■ Your task
Find the string "Humor" in the records. Copy every line it appears in.

■ Record list
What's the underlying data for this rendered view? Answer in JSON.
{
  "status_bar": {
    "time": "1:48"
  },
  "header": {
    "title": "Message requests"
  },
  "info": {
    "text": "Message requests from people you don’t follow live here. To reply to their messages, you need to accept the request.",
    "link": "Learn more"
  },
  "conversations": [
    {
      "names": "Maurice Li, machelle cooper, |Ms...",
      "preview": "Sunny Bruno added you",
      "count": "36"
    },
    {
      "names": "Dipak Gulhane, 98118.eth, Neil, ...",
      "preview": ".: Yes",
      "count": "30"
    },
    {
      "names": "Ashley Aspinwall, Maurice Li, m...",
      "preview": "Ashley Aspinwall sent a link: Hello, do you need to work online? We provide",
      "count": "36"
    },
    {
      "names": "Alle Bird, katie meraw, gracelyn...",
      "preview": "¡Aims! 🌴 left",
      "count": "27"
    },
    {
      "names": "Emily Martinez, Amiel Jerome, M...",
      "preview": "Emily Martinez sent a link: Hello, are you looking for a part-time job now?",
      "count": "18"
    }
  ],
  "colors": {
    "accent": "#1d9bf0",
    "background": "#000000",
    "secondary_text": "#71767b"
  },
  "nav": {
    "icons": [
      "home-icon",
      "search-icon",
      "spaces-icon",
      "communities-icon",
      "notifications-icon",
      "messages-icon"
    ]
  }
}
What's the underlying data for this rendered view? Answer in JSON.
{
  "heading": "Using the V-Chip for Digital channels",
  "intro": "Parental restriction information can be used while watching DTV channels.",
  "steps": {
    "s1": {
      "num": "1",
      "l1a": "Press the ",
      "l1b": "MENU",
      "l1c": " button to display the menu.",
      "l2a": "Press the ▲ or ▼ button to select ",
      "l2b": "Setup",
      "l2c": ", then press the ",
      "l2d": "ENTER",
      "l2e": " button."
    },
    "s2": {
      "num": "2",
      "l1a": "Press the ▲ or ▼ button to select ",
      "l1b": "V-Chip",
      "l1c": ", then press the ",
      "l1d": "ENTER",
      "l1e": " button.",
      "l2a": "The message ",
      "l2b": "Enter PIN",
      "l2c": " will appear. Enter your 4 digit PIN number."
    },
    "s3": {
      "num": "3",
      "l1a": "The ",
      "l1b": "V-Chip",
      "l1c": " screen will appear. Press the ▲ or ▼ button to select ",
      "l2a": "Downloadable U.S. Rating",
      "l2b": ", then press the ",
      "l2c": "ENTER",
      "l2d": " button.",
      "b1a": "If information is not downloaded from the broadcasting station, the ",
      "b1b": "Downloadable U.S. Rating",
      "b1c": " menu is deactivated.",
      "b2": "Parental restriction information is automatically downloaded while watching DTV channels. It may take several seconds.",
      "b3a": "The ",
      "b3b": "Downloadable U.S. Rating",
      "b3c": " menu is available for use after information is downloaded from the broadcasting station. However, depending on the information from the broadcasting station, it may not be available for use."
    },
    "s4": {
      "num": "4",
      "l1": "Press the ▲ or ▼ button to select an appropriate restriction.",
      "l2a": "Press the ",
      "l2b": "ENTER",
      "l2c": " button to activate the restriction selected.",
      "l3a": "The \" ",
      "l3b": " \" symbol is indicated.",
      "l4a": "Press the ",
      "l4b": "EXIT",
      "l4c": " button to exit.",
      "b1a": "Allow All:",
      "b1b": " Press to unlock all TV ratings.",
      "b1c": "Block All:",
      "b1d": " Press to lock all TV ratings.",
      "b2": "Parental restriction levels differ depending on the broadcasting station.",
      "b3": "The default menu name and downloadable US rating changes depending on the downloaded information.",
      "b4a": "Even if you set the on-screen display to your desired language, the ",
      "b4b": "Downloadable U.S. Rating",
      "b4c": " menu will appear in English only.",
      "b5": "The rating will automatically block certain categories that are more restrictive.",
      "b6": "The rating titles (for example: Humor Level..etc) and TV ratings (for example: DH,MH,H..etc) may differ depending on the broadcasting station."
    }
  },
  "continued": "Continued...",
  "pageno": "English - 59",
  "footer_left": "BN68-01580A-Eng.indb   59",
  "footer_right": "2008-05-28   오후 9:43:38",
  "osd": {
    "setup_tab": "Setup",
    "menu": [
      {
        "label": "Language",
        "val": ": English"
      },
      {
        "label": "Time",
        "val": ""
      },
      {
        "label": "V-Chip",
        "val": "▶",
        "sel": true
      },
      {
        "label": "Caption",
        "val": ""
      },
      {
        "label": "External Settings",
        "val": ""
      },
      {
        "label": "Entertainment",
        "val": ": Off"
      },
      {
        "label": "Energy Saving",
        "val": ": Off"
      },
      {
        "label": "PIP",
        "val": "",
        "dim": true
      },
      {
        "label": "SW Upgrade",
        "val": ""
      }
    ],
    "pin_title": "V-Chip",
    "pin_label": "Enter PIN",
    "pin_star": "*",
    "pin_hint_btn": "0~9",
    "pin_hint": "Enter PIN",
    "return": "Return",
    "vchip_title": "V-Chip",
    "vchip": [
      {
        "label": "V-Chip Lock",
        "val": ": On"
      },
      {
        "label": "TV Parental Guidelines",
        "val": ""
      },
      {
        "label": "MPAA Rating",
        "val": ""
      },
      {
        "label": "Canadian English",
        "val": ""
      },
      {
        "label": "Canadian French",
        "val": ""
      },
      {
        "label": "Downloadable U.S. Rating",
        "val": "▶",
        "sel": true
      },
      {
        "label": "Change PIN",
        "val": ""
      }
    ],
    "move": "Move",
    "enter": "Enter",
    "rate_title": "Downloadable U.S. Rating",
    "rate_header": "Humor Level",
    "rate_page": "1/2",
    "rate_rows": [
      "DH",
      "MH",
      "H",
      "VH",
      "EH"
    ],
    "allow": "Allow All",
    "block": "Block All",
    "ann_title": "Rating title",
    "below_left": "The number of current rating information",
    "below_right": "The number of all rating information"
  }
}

■ The reply
      "b6": "The rating titles (for example: Humor Level..etc) and TV ratings (for example: DH,MH,H..etc) may differ depending on the broadcasting station."
    "rate_header": "Humor Level",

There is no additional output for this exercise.